• [What the task asks] Copy the records below exactly, omitting any pictures they contain.

=== Records shown ===

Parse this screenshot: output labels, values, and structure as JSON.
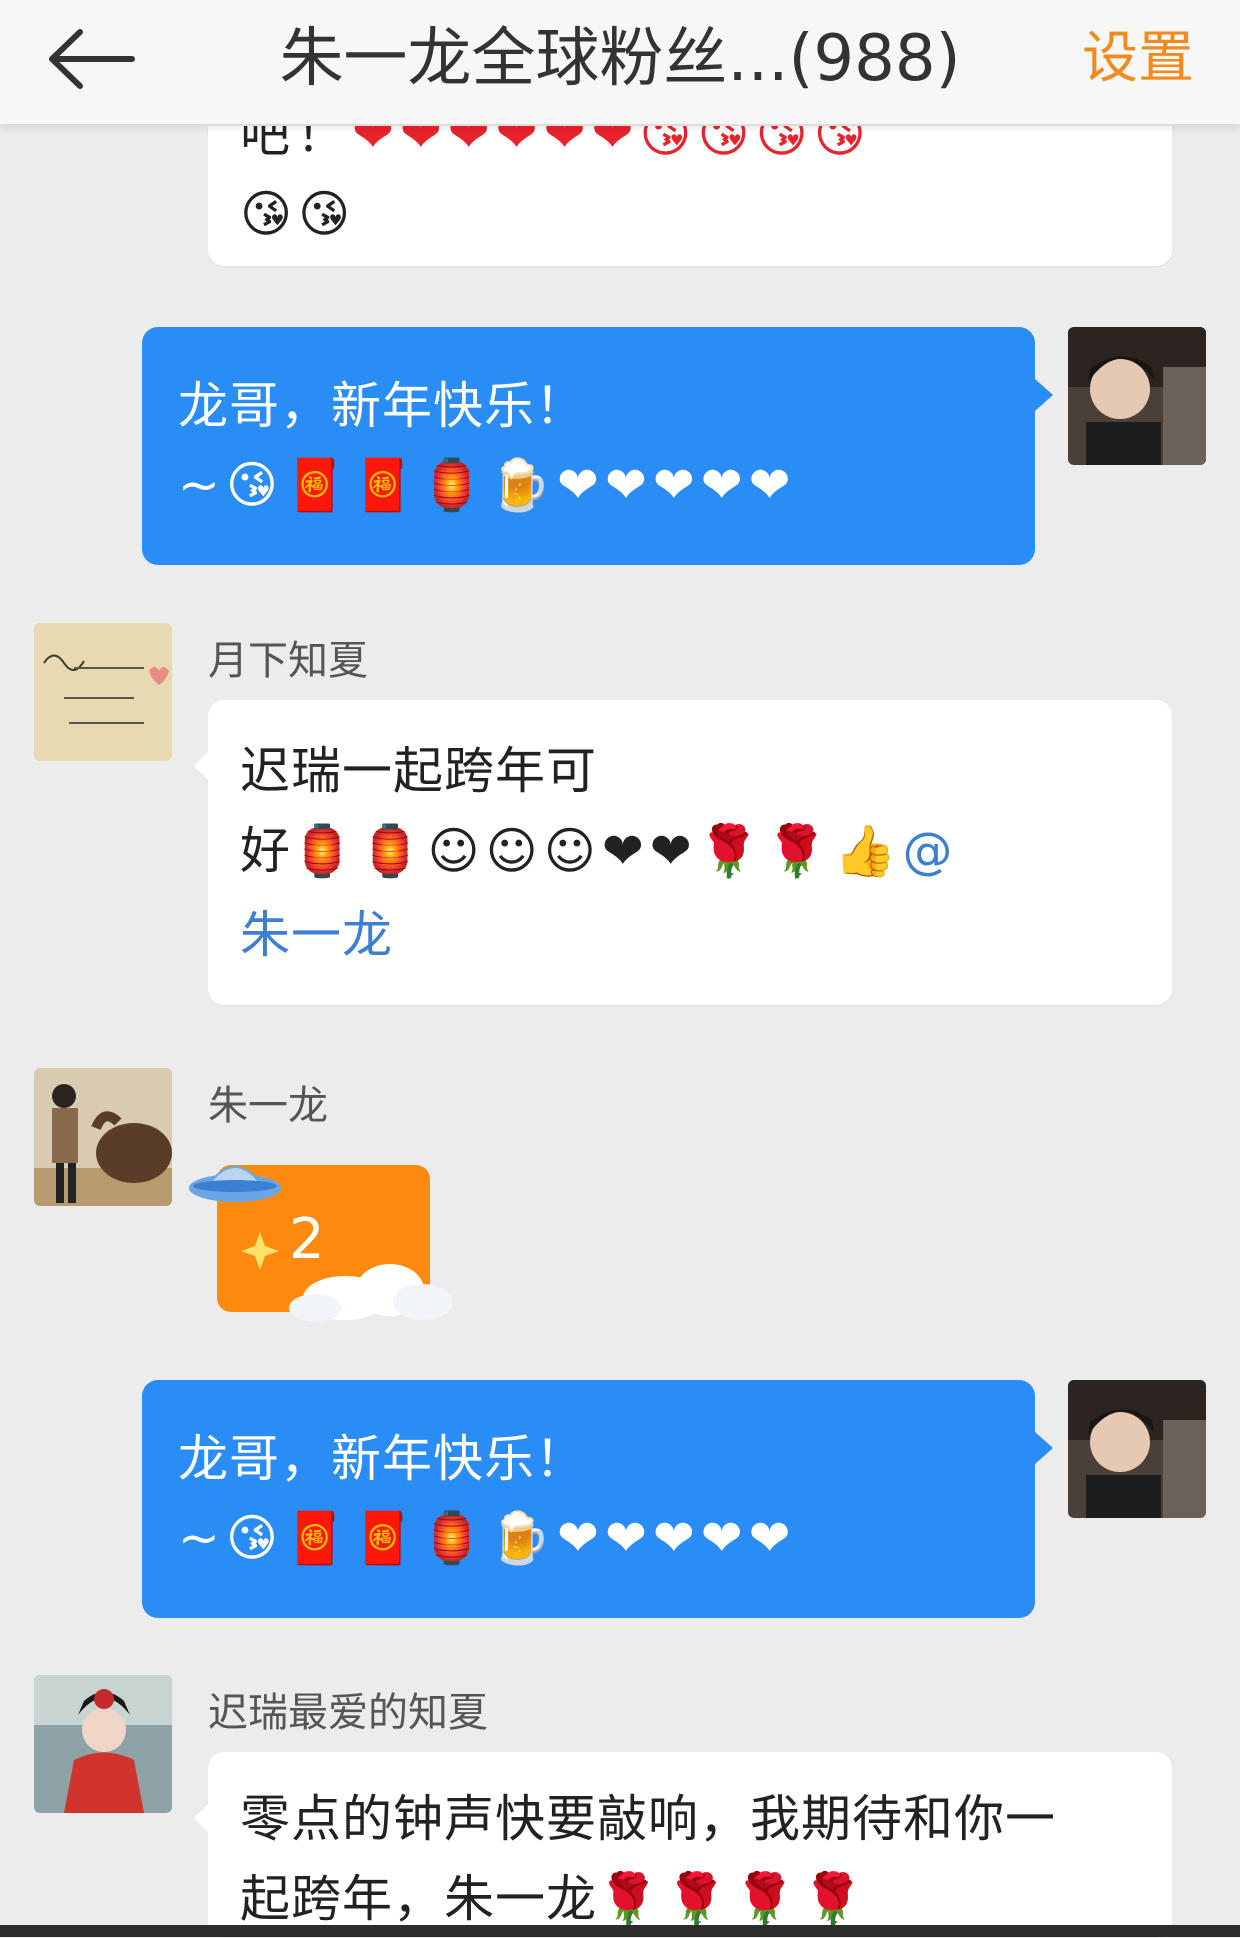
{
  "header": {
    "title": "朱一龙全球粉丝...(988)",
    "settings_label": "设置"
  },
  "messages": [
    {
      "id": "m0",
      "side": "left",
      "partial": true,
      "text_top": "吧！",
      "emojis_top": "❤❤❤❤❤❤😘😘😘😘",
      "emojis_bottom": "😘😘"
    },
    {
      "id": "m1",
      "side": "right",
      "line1": "龙哥，新年快乐！",
      "line2_prefix": "~",
      "emojis": "😘🧧🧧🏮🍺❤❤❤❤❤"
    },
    {
      "id": "m2",
      "side": "left",
      "sender": "月下知夏",
      "line1": "迟瑞一起跨年可",
      "line2_prefix": "好",
      "emojis": "🏮🏮☺☺☺❤❤🌹🌹👍",
      "mention_at": "@",
      "mention_name": "朱一龙"
    },
    {
      "id": "m3",
      "side": "left",
      "sender": "朱一龙",
      "card_number": "2"
    },
    {
      "id": "m4",
      "side": "right",
      "line1": "龙哥，新年快乐！",
      "line2_prefix": "~",
      "emojis": "😘🧧🧧🏮🍺❤❤❤❤❤"
    },
    {
      "id": "m5",
      "side": "left",
      "sender": "迟瑞最爱的知夏",
      "line1": "零点的钟声快要敲响，我期待和你一",
      "line2": "起跨年，朱一龙",
      "emojis": "🌹🌹🌹🌹"
    }
  ],
  "colors": {
    "accent_orange": "#f28a1d",
    "outgoing_bubble": "#2a8cf5",
    "mention_blue": "#3d7fd0",
    "background": "#ececec"
  }
}
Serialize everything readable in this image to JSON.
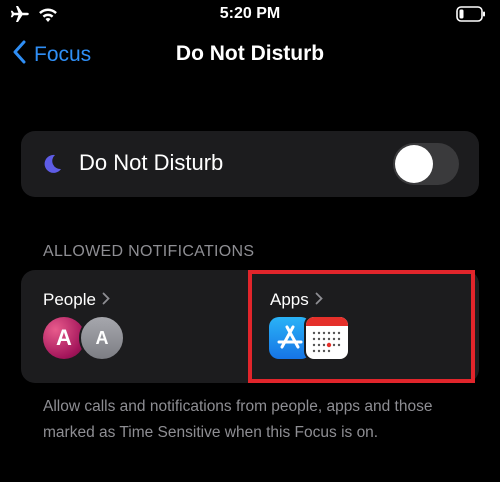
{
  "status_bar": {
    "time": "5:20 PM",
    "icons": [
      "airplane-icon",
      "wifi-icon",
      "battery-icon"
    ]
  },
  "nav": {
    "back_label": "Focus",
    "title": "Do Not Disturb"
  },
  "dnd_toggle": {
    "label": "Do Not Disturb",
    "icon": "moon-icon",
    "state": "off"
  },
  "allowed": {
    "header": "ALLOWED NOTIFICATIONS",
    "people": {
      "label": "People",
      "avatars": [
        {
          "initial": "A",
          "color": "#c21e6d"
        },
        {
          "initial": "A",
          "color": "#8e8e93"
        }
      ]
    },
    "apps": {
      "label": "Apps",
      "icons": [
        "app-store-icon",
        "calendar-icon"
      ]
    }
  },
  "footer": {
    "text": "Allow calls and notifications from people, apps and those marked as Time Sensitive when this Focus is on."
  },
  "colors": {
    "accent": "#2f8ef5",
    "highlight": "#e1252b",
    "card": "#1c1c1e",
    "moon": "#5e5ce6"
  }
}
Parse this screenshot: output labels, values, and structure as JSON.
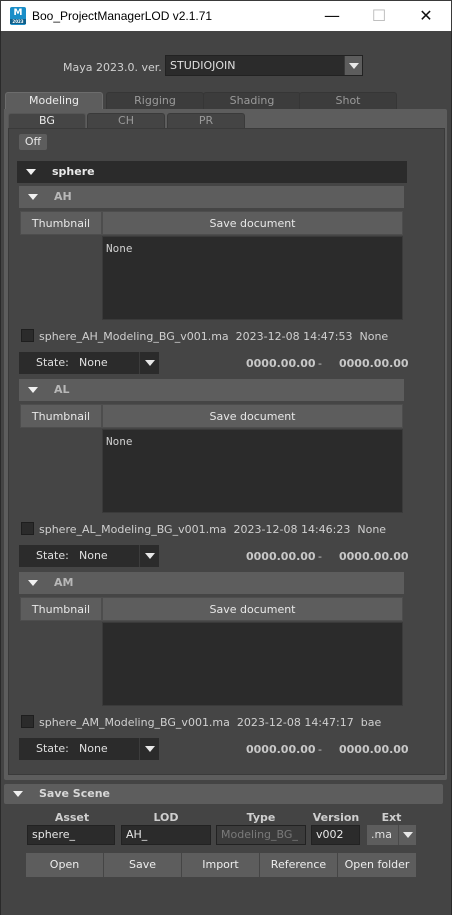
{
  "window": {
    "title": "Boo_ProjectManagerLOD v2.1.71",
    "icon_letter": "M",
    "icon_sub": "2023",
    "minimize_glyph": "—",
    "maximize_glyph": "☐",
    "close_glyph": "✕"
  },
  "version": {
    "label": "Maya 2023.0. ver. :",
    "selected": "STUDIOJOIN"
  },
  "tabs": [
    "Modeling",
    "Rigging",
    "Shading",
    "Shot"
  ],
  "subtabs": [
    "BG",
    "CH",
    "PR"
  ],
  "off_button": "Off",
  "group": {
    "label": "sphere"
  },
  "blocks": [
    {
      "label": "AH",
      "thumbnail_label": "Thumbnail",
      "save_label": "Save document",
      "document": "None",
      "filename": "sphere_AH_Modeling_BG_v001.ma",
      "timestamp": "2023-12-08 14:47:53",
      "user": "None",
      "state_label": "State:",
      "state_value": "None",
      "date_start": "0000.00.00",
      "date_sep": "-",
      "date_end": "0000.00.00"
    },
    {
      "label": "AL",
      "thumbnail_label": "Thumbnail",
      "save_label": "Save document",
      "document": "None",
      "filename": "sphere_AL_Modeling_BG_v001.ma",
      "timestamp": "2023-12-08 14:46:23",
      "user": "None",
      "state_label": "State:",
      "state_value": "None",
      "date_start": "0000.00.00",
      "date_sep": "-",
      "date_end": "0000.00.00"
    },
    {
      "label": "AM",
      "thumbnail_label": "Thumbnail",
      "save_label": "Save document",
      "document": "",
      "filename": "sphere_AM_Modeling_BG_v001.ma",
      "timestamp": "2023-12-08 14:47:17",
      "user": "bae",
      "state_label": "State:",
      "state_value": "None",
      "date_start": "0000.00.00",
      "date_sep": "-",
      "date_end": "0000.00.00"
    }
  ],
  "save_scene": {
    "label": "Save Scene",
    "columns": {
      "asset": "Asset",
      "lod": "LOD",
      "type": "Type",
      "version": "Version",
      "ext": "Ext"
    },
    "asset_value": "sphere_",
    "lod_value": "AH_",
    "type_value": "Modeling_BG_",
    "version_value": "v002",
    "ext_value": ".ma",
    "buttons": {
      "open": "Open",
      "save": "Save",
      "import": "Import",
      "reference": "Reference",
      "open_folder": "Open folder"
    }
  }
}
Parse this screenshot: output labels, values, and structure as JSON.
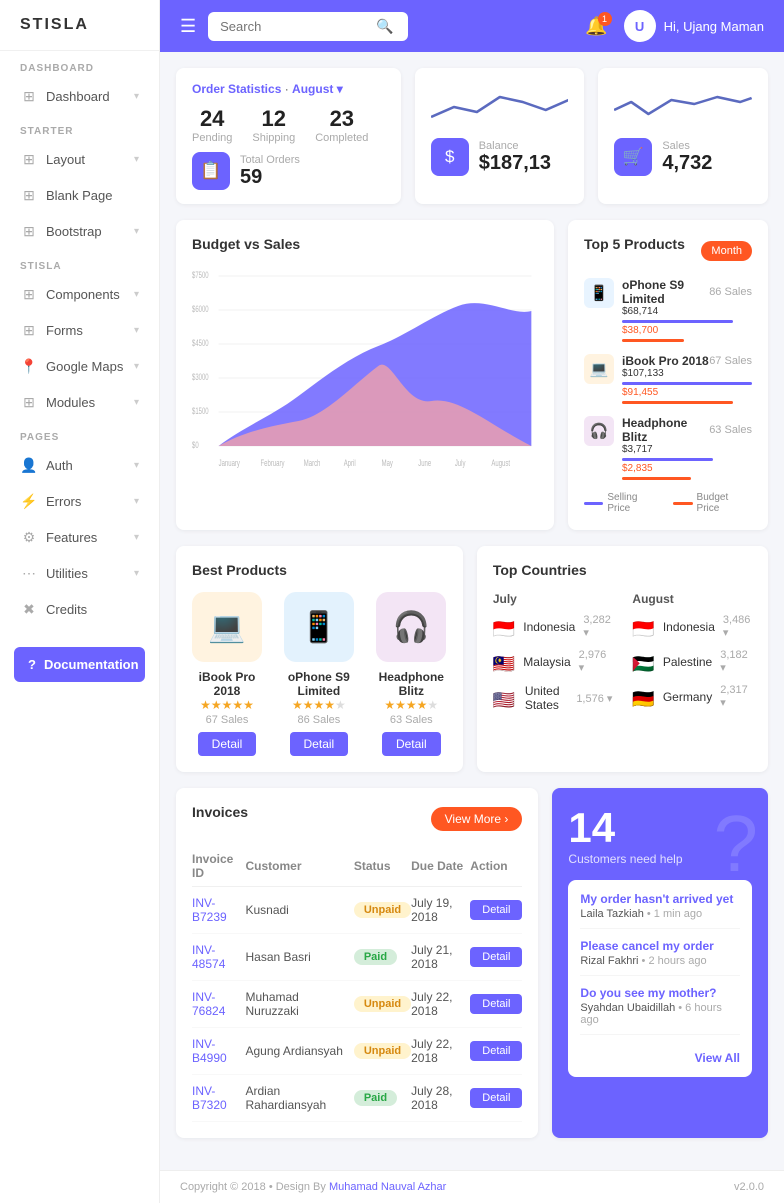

===

• [Exercise answer]
Parse this screenshot: output labels, values, and structure as JSON.
{
  "header": {
    "title": "朱一龙全球粉丝...(988)",
    "settings_label": "设置"
  },
  "messages": [
    {
      "id": "m0",
      "side": "left",
      "partial": true,
      "text_top": "吧！",
      "emojis_top": "❤❤❤❤❤❤😘😘😘😘",
      "emojis_bottom": "😘😘"
    },
    {
      "id": "m1",
      "side": "right",
      "line1": "龙哥，新年快乐！",
      "line2_prefix": "~",
      "emojis": "😘🧧🧧🏮🍺❤❤❤❤❤"
    },
    {
      "id": "m2",
      "side": "left",
      "sender": "月下知夏",
      "line1": "迟瑞一起跨年可",
      "line2_prefix": "好",
      "emojis": "🏮🏮☺☺☺❤❤🌹🌹👍",
      "mention_at": "@",
      "mention_name": "朱一龙"
    },
    {
      "id": "m3",
      "side": "left",
      "sender": "朱一龙",
      "card_number": "2"
    },
    {
      "id": "m4",
      "side": "right",
      "line1": "龙哥，新年快乐！",
      "line2_prefix": "~",
      "emojis": "😘🧧🧧🏮🍺❤❤❤❤❤"
    },
    {
      "id": "m5",
      "side": "left",
      "sender": "迟瑞最爱的知夏",
      "line1": "零点的钟声快要敲响，我期待和你一",
      "line2": "起跨年，朱一龙",
      "emojis": "🌹🌹🌹🌹"
    }
  ],
  "colors": {
    "accent_orange": "#f28a1d",
    "outgoing_bubble": "#2a8cf5",
    "mention_blue": "#3d7fd0",
    "background": "#ececec"
  }
}
Serialize everything readable in this image to JSON.
{
  "status_bar": {
    "time": "5:20 PM",
    "icons": [
      "airplane-icon",
      "wifi-icon",
      "battery-icon"
    ]
  },
  "nav": {
    "back_label": "Focus",
    "title": "Do Not Disturb"
  },
  "dnd_toggle": {
    "label": "Do Not Disturb",
    "icon": "moon-icon",
    "state": "off"
  },
  "allowed": {
    "header": "ALLOWED NOTIFICATIONS",
    "people": {
      "label": "People",
      "avatars": [
        {
          "initial": "A",
          "color": "#c21e6d"
        },
        {
          "initial": "A",
          "color": "#8e8e93"
        }
      ]
    },
    "apps": {
      "label": "Apps",
      "icons": [
        "app-store-icon",
        "calendar-icon"
      ]
    }
  },
  "footer": {
    "text": "Allow calls and notifications from people, apps and those marked as Time Sensitive when this Focus is on."
  },
  "colors": {
    "accent": "#2f8ef5",
    "highlight": "#e1252b",
    "card": "#1c1c1e",
    "moon": "#5e5ce6"
  }
}
Parse this screenshot: output labels, values, and structure as JSON.
{
  "window": {
    "title": "Boo_ProjectManagerLOD v2.1.71",
    "icon_letter": "M",
    "icon_sub": "2023",
    "minimize_glyph": "—",
    "maximize_glyph": "☐",
    "close_glyph": "✕"
  },
  "version": {
    "label": "Maya 2023.0. ver. :",
    "selected": "STUDIOJOIN"
  },
  "tabs": [
    "Modeling",
    "Rigging",
    "Shading",
    "Shot"
  ],
  "subtabs": [
    "BG",
    "CH",
    "PR"
  ],
  "off_button": "Off",
  "group": {
    "label": "sphere"
  },
  "blocks": [
    {
      "label": "AH",
      "thumbnail_label": "Thumbnail",
      "save_label": "Save document",
      "document": "None",
      "filename": "sphere_AH_Modeling_BG_v001.ma",
      "timestamp": "2023-12-08 14:47:53",
      "user": "None",
      "state_label": "State:",
      "state_value": "None",
      "date_start": "0000.00.00",
      "date_sep": "-",
      "date_end": "0000.00.00"
    },
    {
      "label": "AL",
      "thumbnail_label": "Thumbnail",
      "save_label": "Save document",
      "document": "None",
      "filename": "sphere_AL_Modeling_BG_v001.ma",
      "timestamp": "2023-12-08 14:46:23",
      "user": "None",
      "state_label": "State:",
      "state_value": "None",
      "date_start": "0000.00.00",
      "date_sep": "-",
      "date_end": "0000.00.00"
    },
    {
      "label": "AM",
      "thumbnail_label": "Thumbnail",
      "save_label": "Save document",
      "document": "",
      "filename": "sphere_AM_Modeling_BG_v001.ma",
      "timestamp": "2023-12-08 14:47:17",
      "user": "bae",
      "state_label": "State:",
      "state_value": "None",
      "date_start": "0000.00.00",
      "date_sep": "-",
      "date_end": "0000.00.00"
    }
  ],
  "save_scene": {
    "label": "Save Scene",
    "columns": {
      "asset": "Asset",
      "lod": "LOD",
      "type": "Type",
      "version": "Version",
      "ext": "Ext"
    },
    "asset_value": "sphere_",
    "lod_value": "AH_",
    "type_value": "Modeling_BG_",
    "version_value": "v002",
    "ext_value": ".ma",
    "buttons": {
      "open": "Open",
      "save": "Save",
      "import": "Import",
      "reference": "Reference",
      "open_folder": "Open folder"
    }
  }
}
Parse this screenshot: output labels, values, and structure as JSON.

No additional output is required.